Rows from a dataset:
⁂
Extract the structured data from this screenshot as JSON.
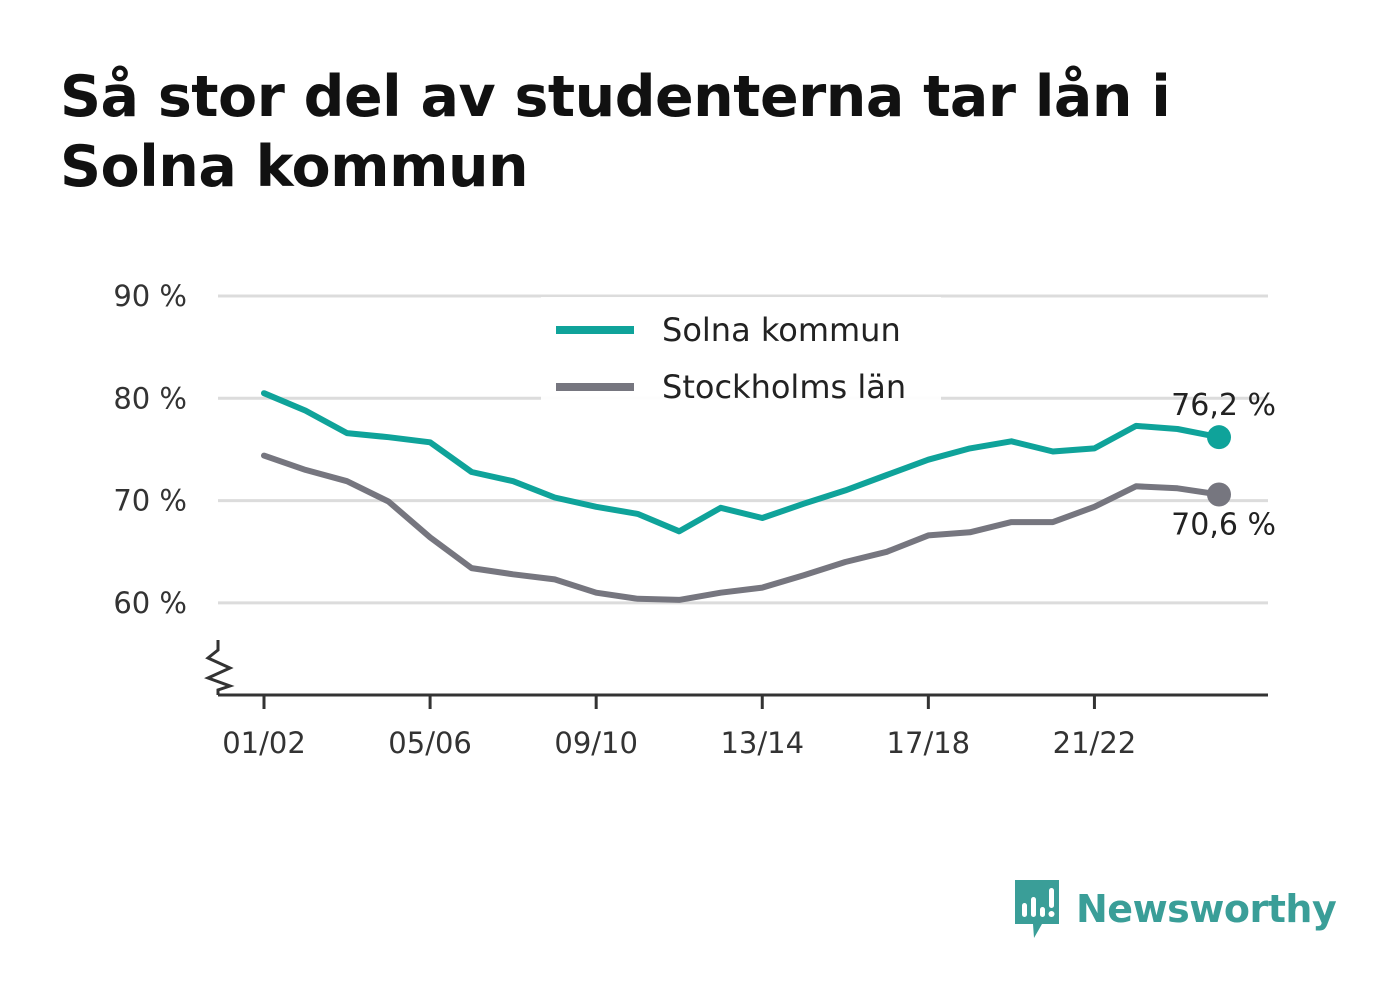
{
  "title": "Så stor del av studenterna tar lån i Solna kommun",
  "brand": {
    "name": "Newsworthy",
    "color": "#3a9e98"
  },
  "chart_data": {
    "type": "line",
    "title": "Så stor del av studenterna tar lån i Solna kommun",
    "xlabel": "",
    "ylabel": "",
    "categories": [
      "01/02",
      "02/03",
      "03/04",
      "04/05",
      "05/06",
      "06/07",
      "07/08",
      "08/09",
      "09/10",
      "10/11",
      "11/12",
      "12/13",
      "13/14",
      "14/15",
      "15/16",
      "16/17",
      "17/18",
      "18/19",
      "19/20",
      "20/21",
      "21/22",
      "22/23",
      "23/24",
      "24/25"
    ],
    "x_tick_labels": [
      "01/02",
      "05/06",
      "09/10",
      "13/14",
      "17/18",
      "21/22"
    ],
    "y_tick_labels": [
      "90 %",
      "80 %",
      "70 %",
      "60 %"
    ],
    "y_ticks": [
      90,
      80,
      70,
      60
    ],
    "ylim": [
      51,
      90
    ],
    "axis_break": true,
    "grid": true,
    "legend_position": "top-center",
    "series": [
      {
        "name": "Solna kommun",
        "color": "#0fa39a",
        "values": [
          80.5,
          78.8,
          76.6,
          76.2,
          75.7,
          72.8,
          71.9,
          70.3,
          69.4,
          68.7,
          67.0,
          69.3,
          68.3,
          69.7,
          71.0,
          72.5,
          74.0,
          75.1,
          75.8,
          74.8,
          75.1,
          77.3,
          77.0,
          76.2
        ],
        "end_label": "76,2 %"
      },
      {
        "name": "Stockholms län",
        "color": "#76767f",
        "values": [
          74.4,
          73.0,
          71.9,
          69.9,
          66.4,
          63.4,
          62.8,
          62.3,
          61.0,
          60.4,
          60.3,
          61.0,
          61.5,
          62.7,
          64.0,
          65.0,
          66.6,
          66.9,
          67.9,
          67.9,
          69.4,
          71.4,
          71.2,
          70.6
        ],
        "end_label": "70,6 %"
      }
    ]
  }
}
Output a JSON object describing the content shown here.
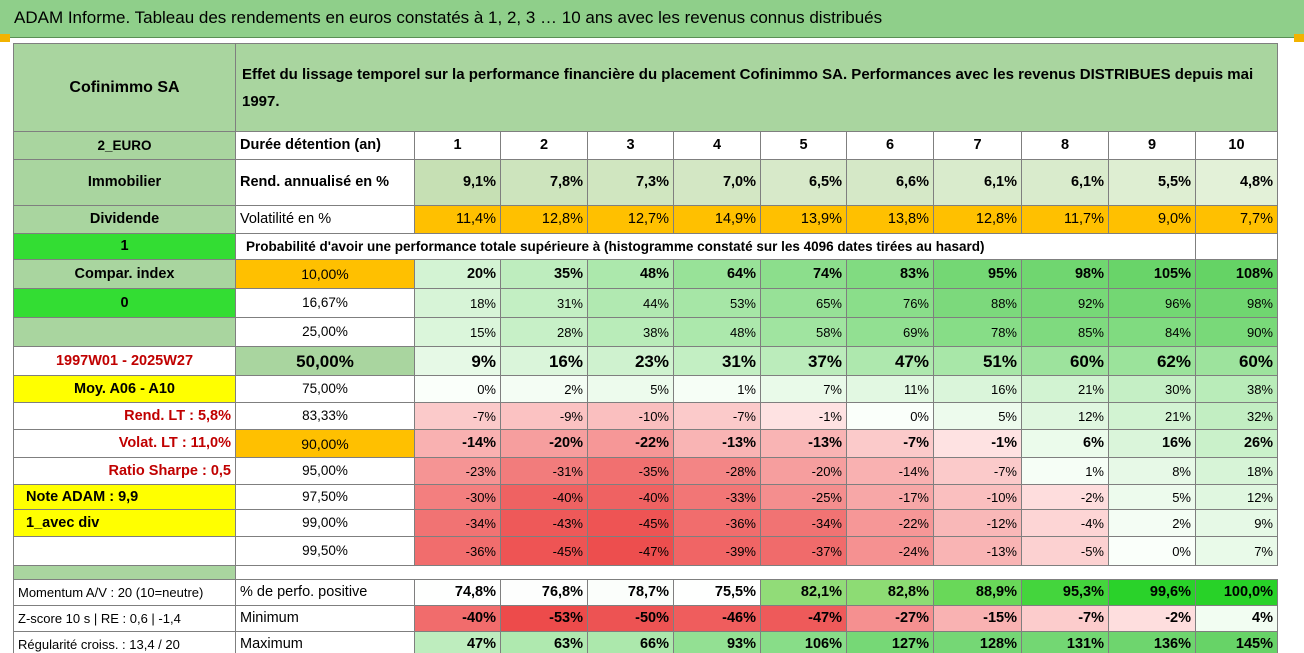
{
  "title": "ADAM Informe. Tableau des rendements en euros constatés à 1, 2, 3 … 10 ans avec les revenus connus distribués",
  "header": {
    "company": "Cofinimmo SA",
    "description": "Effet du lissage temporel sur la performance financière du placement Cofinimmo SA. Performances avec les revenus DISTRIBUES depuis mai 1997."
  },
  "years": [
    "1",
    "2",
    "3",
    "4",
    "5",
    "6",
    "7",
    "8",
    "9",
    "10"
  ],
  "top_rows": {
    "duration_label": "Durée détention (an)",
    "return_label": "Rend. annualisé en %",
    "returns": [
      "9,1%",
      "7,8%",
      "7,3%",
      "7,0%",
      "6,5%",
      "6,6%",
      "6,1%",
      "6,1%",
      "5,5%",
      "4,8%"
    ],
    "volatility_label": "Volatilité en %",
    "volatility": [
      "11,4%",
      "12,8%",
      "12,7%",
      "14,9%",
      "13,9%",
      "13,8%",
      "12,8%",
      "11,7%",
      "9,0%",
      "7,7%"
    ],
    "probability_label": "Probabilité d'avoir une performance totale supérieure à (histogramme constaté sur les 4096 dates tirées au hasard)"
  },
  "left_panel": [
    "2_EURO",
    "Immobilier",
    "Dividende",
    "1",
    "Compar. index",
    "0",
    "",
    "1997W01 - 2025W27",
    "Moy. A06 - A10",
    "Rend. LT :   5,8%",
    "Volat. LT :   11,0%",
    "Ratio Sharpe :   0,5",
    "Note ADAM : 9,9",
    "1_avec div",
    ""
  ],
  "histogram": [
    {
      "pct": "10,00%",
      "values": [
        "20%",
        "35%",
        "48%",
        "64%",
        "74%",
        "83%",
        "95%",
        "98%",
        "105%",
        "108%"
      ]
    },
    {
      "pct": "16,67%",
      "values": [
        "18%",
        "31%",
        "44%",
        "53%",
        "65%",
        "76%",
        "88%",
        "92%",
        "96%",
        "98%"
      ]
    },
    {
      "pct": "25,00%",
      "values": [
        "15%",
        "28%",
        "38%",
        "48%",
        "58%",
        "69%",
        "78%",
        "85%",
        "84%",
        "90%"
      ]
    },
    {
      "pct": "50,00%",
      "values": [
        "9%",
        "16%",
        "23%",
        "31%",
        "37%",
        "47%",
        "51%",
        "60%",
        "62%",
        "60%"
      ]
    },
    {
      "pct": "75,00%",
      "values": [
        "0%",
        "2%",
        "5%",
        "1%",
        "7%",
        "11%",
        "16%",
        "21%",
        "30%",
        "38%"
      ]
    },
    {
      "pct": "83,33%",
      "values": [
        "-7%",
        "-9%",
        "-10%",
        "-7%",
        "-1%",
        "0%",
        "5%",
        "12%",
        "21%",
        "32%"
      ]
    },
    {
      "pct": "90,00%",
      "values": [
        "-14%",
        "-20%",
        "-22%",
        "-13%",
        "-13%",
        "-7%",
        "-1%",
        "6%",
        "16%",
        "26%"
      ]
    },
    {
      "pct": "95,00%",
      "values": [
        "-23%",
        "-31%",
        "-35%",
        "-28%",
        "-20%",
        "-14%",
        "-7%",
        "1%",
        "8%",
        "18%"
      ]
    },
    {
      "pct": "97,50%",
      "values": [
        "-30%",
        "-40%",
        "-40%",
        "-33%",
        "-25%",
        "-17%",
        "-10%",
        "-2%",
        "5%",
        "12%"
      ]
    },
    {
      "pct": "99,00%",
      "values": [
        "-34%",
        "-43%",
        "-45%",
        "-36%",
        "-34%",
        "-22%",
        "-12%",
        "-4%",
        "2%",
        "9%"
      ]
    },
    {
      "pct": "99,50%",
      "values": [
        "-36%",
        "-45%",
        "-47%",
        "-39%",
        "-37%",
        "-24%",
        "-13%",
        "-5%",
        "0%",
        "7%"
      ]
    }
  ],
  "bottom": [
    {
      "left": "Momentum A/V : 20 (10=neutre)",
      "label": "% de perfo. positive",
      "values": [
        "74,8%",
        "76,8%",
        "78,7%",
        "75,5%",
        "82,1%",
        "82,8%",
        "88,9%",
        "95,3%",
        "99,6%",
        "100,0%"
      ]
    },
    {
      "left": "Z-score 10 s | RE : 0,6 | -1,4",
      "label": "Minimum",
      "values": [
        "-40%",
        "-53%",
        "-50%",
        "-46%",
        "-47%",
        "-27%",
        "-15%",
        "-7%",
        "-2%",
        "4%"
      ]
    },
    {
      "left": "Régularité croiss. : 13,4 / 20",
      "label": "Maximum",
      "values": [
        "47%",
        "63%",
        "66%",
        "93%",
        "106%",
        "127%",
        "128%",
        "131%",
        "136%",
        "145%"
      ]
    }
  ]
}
⁂
**WHAT TO PRODUCE:** Reproduce the entries above exactly. Do not include the images.

**RESULT:**
Extract the structured data from this screenshot as JSON.
{
  "title": "Så stor del av studenterna tar lån i Solna kommun",
  "brand": {
    "name": "Newsworthy",
    "color": "#3a9e98"
  },
  "chart_data": {
    "type": "line",
    "title": "Så stor del av studenterna tar lån i Solna kommun",
    "xlabel": "",
    "ylabel": "",
    "categories": [
      "01/02",
      "02/03",
      "03/04",
      "04/05",
      "05/06",
      "06/07",
      "07/08",
      "08/09",
      "09/10",
      "10/11",
      "11/12",
      "12/13",
      "13/14",
      "14/15",
      "15/16",
      "16/17",
      "17/18",
      "18/19",
      "19/20",
      "20/21",
      "21/22",
      "22/23",
      "23/24",
      "24/25"
    ],
    "x_tick_labels": [
      "01/02",
      "05/06",
      "09/10",
      "13/14",
      "17/18",
      "21/22"
    ],
    "y_tick_labels": [
      "90 %",
      "80 %",
      "70 %",
      "60 %"
    ],
    "y_ticks": [
      90,
      80,
      70,
      60
    ],
    "ylim": [
      51,
      90
    ],
    "axis_break": true,
    "grid": true,
    "legend_position": "top-center",
    "series": [
      {
        "name": "Solna kommun",
        "color": "#0fa39a",
        "values": [
          80.5,
          78.8,
          76.6,
          76.2,
          75.7,
          72.8,
          71.9,
          70.3,
          69.4,
          68.7,
          67.0,
          69.3,
          68.3,
          69.7,
          71.0,
          72.5,
          74.0,
          75.1,
          75.8,
          74.8,
          75.1,
          77.3,
          77.0,
          76.2
        ],
        "end_label": "76,2 %"
      },
      {
        "name": "Stockholms län",
        "color": "#76767f",
        "values": [
          74.4,
          73.0,
          71.9,
          69.9,
          66.4,
          63.4,
          62.8,
          62.3,
          61.0,
          60.4,
          60.3,
          61.0,
          61.5,
          62.7,
          64.0,
          65.0,
          66.6,
          66.9,
          67.9,
          67.9,
          69.4,
          71.4,
          71.2,
          70.6
        ],
        "end_label": "70,6 %"
      }
    ]
  }
}
Output a JSON object describing the content shown here.
{
  "title": "ADAM Informe. Tableau des rendements en euros constatés à 1, 2, 3 … 10 ans avec les revenus connus distribués",
  "header": {
    "company": "Cofinimmo SA",
    "description": "Effet du lissage temporel sur la performance financière du placement Cofinimmo SA. Performances avec les revenus DISTRIBUES depuis mai 1997."
  },
  "years": [
    "1",
    "2",
    "3",
    "4",
    "5",
    "6",
    "7",
    "8",
    "9",
    "10"
  ],
  "top_rows": {
    "duration_label": "Durée détention (an)",
    "return_label": "Rend. annualisé en %",
    "returns": [
      "9,1%",
      "7,8%",
      "7,3%",
      "7,0%",
      "6,5%",
      "6,6%",
      "6,1%",
      "6,1%",
      "5,5%",
      "4,8%"
    ],
    "volatility_label": "Volatilité en %",
    "volatility": [
      "11,4%",
      "12,8%",
      "12,7%",
      "14,9%",
      "13,9%",
      "13,8%",
      "12,8%",
      "11,7%",
      "9,0%",
      "7,7%"
    ],
    "probability_label": "Probabilité d'avoir une performance totale supérieure à (histogramme constaté sur les 4096 dates tirées au hasard)"
  },
  "left_panel": [
    "2_EURO",
    "Immobilier",
    "Dividende",
    "1",
    "Compar. index",
    "0",
    "",
    "1997W01 - 2025W27",
    "Moy. A06 - A10",
    "Rend. LT :   5,8%",
    "Volat. LT :   11,0%",
    "Ratio Sharpe :   0,5",
    "Note ADAM : 9,9",
    "1_avec div",
    ""
  ],
  "histogram": [
    {
      "pct": "10,00%",
      "values": [
        "20%",
        "35%",
        "48%",
        "64%",
        "74%",
        "83%",
        "95%",
        "98%",
        "105%",
        "108%"
      ]
    },
    {
      "pct": "16,67%",
      "values": [
        "18%",
        "31%",
        "44%",
        "53%",
        "65%",
        "76%",
        "88%",
        "92%",
        "96%",
        "98%"
      ]
    },
    {
      "pct": "25,00%",
      "values": [
        "15%",
        "28%",
        "38%",
        "48%",
        "58%",
        "69%",
        "78%",
        "85%",
        "84%",
        "90%"
      ]
    },
    {
      "pct": "50,00%",
      "values": [
        "9%",
        "16%",
        "23%",
        "31%",
        "37%",
        "47%",
        "51%",
        "60%",
        "62%",
        "60%"
      ]
    },
    {
      "pct": "75,00%",
      "values": [
        "0%",
        "2%",
        "5%",
        "1%",
        "7%",
        "11%",
        "16%",
        "21%",
        "30%",
        "38%"
      ]
    },
    {
      "pct": "83,33%",
      "values": [
        "-7%",
        "-9%",
        "-10%",
        "-7%",
        "-1%",
        "0%",
        "5%",
        "12%",
        "21%",
        "32%"
      ]
    },
    {
      "pct": "90,00%",
      "values": [
        "-14%",
        "-20%",
        "-22%",
        "-13%",
        "-13%",
        "-7%",
        "-1%",
        "6%",
        "16%",
        "26%"
      ]
    },
    {
      "pct": "95,00%",
      "values": [
        "-23%",
        "-31%",
        "-35%",
        "-28%",
        "-20%",
        "-14%",
        "-7%",
        "1%",
        "8%",
        "18%"
      ]
    },
    {
      "pct": "97,50%",
      "values": [
        "-30%",
        "-40%",
        "-40%",
        "-33%",
        "-25%",
        "-17%",
        "-10%",
        "-2%",
        "5%",
        "12%"
      ]
    },
    {
      "pct": "99,00%",
      "values": [
        "-34%",
        "-43%",
        "-45%",
        "-36%",
        "-34%",
        "-22%",
        "-12%",
        "-4%",
        "2%",
        "9%"
      ]
    },
    {
      "pct": "99,50%",
      "values": [
        "-36%",
        "-45%",
        "-47%",
        "-39%",
        "-37%",
        "-24%",
        "-13%",
        "-5%",
        "0%",
        "7%"
      ]
    }
  ],
  "bottom": [
    {
      "left": "Momentum A/V : 20 (10=neutre)",
      "label": "% de perfo. positive",
      "values": [
        "74,8%",
        "76,8%",
        "78,7%",
        "75,5%",
        "82,1%",
        "82,8%",
        "88,9%",
        "95,3%",
        "99,6%",
        "100,0%"
      ]
    },
    {
      "left": "Z-score 10 s | RE : 0,6 | -1,4",
      "label": "Minimum",
      "values": [
        "-40%",
        "-53%",
        "-50%",
        "-46%",
        "-47%",
        "-27%",
        "-15%",
        "-7%",
        "-2%",
        "4%"
      ]
    },
    {
      "left": "Régularité croiss. : 13,4 / 20",
      "label": "Maximum",
      "values": [
        "47%",
        "63%",
        "66%",
        "93%",
        "106%",
        "127%",
        "128%",
        "131%",
        "136%",
        "145%"
      ]
    }
  ]
}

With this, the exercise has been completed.